Find the string "familyengagement" in the data, then copy every line where it is found.

[Items from a data source]
--- Begin ---

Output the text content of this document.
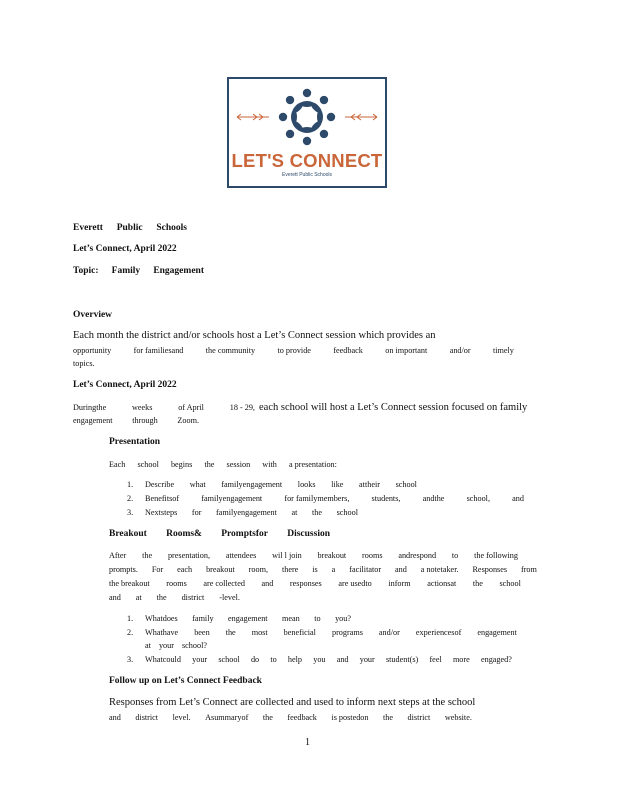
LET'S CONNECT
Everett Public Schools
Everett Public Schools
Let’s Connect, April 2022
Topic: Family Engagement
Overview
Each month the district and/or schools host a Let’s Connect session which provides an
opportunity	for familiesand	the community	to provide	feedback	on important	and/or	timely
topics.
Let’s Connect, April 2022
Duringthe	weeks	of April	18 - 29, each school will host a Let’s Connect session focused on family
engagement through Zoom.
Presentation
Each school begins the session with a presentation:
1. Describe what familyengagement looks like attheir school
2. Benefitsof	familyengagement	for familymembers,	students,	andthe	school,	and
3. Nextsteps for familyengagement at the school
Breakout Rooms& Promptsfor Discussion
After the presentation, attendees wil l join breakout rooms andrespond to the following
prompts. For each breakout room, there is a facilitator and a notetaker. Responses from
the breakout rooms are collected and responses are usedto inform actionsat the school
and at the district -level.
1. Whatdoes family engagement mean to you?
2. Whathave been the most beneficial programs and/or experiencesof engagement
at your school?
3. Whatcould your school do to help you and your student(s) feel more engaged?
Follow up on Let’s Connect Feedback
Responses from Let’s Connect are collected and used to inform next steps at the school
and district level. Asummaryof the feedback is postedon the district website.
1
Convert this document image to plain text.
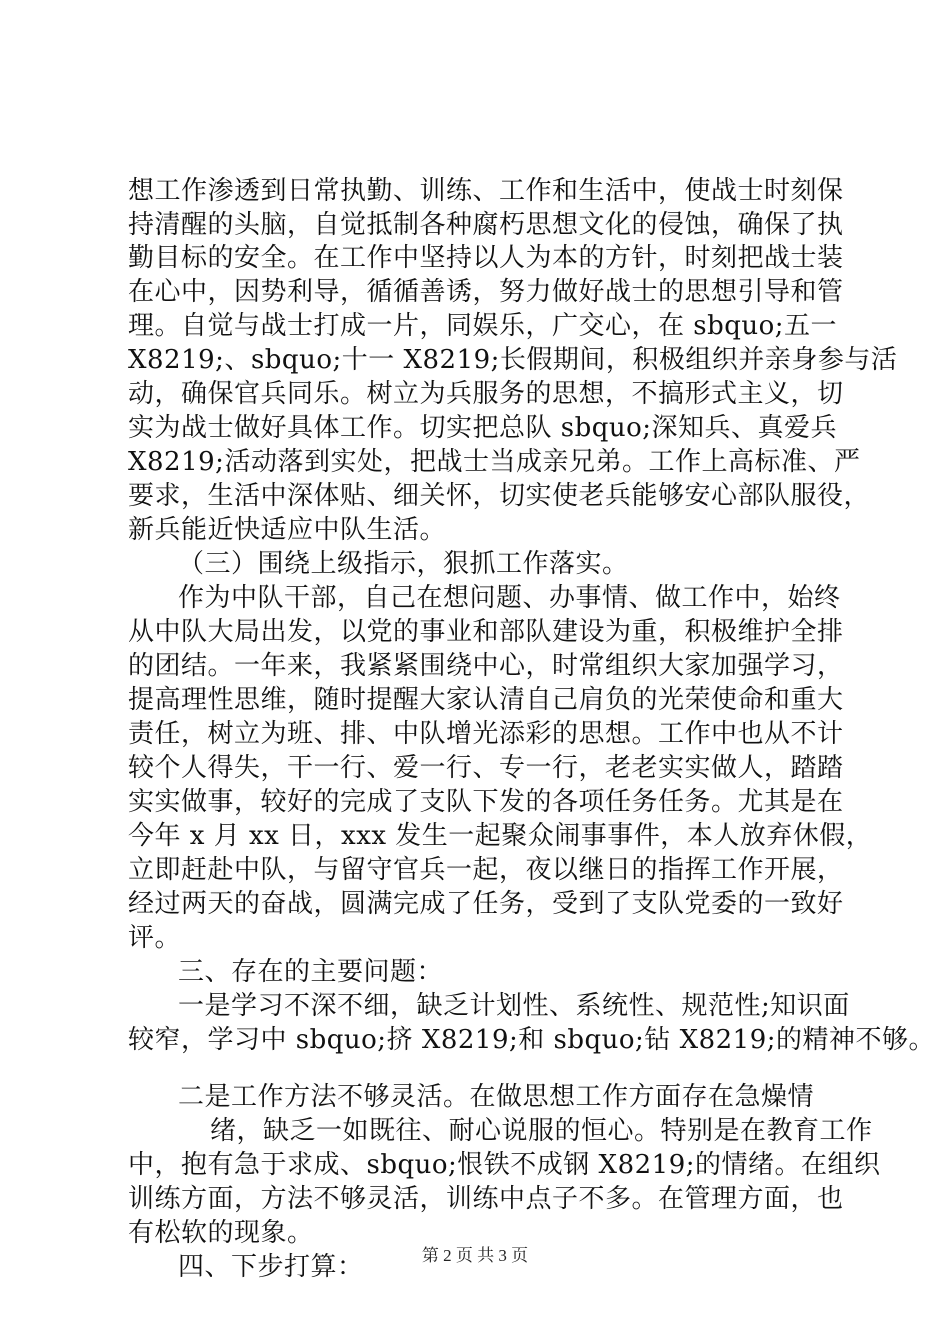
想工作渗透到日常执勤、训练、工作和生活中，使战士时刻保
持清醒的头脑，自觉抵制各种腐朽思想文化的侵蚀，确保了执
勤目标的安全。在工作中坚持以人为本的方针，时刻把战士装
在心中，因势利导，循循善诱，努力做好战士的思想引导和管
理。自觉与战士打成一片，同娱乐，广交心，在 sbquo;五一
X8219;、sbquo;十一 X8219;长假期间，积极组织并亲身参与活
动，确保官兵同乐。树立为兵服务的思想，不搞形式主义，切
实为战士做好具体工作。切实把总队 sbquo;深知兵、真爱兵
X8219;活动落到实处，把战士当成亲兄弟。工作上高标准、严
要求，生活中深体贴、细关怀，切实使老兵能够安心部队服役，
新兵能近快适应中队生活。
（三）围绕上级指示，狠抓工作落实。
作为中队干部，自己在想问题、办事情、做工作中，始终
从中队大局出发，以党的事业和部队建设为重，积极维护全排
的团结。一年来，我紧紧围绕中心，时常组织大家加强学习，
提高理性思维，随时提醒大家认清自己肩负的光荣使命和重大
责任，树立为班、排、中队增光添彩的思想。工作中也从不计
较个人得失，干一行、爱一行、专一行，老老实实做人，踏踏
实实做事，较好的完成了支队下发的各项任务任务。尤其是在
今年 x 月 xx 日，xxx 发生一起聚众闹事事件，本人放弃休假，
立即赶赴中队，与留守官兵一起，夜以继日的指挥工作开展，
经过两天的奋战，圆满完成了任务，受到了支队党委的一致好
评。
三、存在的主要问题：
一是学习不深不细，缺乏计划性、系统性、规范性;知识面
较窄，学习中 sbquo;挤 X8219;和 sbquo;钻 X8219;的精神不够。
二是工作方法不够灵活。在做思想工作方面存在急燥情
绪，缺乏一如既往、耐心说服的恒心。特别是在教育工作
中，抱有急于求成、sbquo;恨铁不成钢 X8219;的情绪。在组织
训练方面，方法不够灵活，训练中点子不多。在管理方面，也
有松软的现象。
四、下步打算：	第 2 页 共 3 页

--- End ---
--- Begin ---

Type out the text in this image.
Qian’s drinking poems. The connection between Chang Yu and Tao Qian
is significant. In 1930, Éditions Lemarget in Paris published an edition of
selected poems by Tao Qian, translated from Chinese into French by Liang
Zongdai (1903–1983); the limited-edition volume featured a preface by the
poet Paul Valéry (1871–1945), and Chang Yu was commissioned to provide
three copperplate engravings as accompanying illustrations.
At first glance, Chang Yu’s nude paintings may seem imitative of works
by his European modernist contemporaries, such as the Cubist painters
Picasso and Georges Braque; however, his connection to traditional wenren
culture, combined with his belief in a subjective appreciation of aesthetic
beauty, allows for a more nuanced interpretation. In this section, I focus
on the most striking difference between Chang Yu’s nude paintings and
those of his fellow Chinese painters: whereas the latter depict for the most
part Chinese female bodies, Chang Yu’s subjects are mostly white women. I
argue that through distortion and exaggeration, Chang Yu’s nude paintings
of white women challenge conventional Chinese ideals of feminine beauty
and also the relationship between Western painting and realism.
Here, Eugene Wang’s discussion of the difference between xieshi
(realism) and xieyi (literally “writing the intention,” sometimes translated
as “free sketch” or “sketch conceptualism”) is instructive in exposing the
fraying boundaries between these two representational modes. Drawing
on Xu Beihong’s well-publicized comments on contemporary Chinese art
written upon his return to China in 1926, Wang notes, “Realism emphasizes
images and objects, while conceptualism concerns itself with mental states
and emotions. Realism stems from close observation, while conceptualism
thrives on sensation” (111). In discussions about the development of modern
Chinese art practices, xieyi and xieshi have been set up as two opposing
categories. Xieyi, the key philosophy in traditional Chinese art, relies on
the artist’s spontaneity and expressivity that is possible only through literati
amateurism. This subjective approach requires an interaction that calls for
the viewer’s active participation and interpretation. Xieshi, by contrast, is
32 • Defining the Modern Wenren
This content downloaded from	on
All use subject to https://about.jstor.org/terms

--- End ---
--- Begin ---

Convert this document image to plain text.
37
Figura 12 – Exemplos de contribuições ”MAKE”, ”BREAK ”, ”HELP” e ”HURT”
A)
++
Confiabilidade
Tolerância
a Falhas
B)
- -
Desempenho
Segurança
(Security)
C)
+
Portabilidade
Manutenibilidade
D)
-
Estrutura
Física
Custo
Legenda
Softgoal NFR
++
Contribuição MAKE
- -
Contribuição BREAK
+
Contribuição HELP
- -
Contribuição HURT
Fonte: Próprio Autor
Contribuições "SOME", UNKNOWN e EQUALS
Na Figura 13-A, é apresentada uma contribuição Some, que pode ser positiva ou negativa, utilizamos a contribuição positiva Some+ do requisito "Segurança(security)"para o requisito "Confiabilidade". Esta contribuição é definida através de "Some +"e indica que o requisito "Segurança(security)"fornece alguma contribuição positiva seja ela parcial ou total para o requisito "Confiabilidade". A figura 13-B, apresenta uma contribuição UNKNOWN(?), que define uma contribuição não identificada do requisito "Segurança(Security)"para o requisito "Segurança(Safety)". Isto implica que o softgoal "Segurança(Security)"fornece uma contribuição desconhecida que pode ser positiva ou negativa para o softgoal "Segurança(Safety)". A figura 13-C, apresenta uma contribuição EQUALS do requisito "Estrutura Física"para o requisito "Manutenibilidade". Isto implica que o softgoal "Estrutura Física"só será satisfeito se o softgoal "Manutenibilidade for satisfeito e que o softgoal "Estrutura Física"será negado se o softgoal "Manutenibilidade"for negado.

--- End ---

* **FINAL ANSWER**
1. Describe what familyengagement looks like attheir school
2. Benefitsof	familyengagement	for familymembers,	students,	andthe	school,	and
3. Nextsteps for familyengagement at the school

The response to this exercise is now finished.